- [AIM OF THE TASK]: Print the listing below exactly.

Part of a data file:
════

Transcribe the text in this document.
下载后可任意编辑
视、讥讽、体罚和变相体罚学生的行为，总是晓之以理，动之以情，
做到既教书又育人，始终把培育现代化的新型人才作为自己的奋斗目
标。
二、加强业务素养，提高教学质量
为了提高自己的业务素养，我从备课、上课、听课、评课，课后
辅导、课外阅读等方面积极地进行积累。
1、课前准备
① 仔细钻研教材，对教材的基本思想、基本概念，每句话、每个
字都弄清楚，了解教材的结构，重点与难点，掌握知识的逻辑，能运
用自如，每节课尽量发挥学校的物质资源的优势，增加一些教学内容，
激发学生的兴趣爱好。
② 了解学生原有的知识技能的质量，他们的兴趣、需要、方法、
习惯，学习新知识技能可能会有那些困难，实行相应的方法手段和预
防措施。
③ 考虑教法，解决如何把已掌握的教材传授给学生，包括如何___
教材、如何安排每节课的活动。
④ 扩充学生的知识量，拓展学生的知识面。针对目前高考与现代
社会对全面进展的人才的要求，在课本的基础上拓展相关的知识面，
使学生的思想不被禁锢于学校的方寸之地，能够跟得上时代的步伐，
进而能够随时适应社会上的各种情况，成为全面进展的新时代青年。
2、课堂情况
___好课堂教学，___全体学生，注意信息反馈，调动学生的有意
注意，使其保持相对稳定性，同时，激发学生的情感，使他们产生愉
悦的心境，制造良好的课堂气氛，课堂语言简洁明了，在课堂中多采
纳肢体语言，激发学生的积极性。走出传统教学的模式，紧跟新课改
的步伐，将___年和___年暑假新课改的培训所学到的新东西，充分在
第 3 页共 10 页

════

- [WRITTEN ANSWER]:
Transcribe the text in this document.
下载后可任意编辑
视、讥讽、体罚和变相体罚学生的行为，总是晓之以理，动之以情，
做到既教书又育人，始终把培育现代化的新型人才作为自己的奋斗目
标。
二、加强业务素养，提高教学质量
为了提高自己的业务素养，我从备课、上课、听课、评课，课后
辅导、课外阅读等方面积极地进行积累。
1、课前准备
① 仔细钻研教材，对教材的基本思想、基本概念，每句话、每个
字都弄清楚，了解教材的结构，重点与难点，掌握知识的逻辑，能运
用自如，每节课尽量发挥学校的物质资源的优势，增加一些教学内容，
激发学生的兴趣爱好。
② 了解学生原有的知识技能的质量，他们的兴趣、需要、方法、
习惯，学习新知识技能可能会有那些困难，实行相应的方法手段和预
防措施。
③ 考虑教法，解决如何把已掌握的教材传授给学生，包括如何___
教材、如何安排每节课的活动。
④ 扩充学生的知识量，拓展学生的知识面。针对目前高考与现代
社会对全面进展的人才的要求，在课本的基础上拓展相关的知识面，
使学生的思想不被禁锢于学校的方寸之地，能够跟得上时代的步伐，
进而能够随时适应社会上的各种情况，成为全面进展的新时代青年。
2、课堂情况
___好课堂教学，___全体学生，注意信息反馈，调动学生的有意
注意，使其保持相对稳定性，同时，激发学生的情感，使他们产生愉
悦的心境，制造良好的课堂气氛，课堂语言简洁明了，在课堂中多采
纳肢体语言，激发学生的积极性。走出传统教学的模式，紧跟新课改
的步伐，将___年和___年暑假新课改的培训所学到的新东西，充分在
第 3 页共 10 页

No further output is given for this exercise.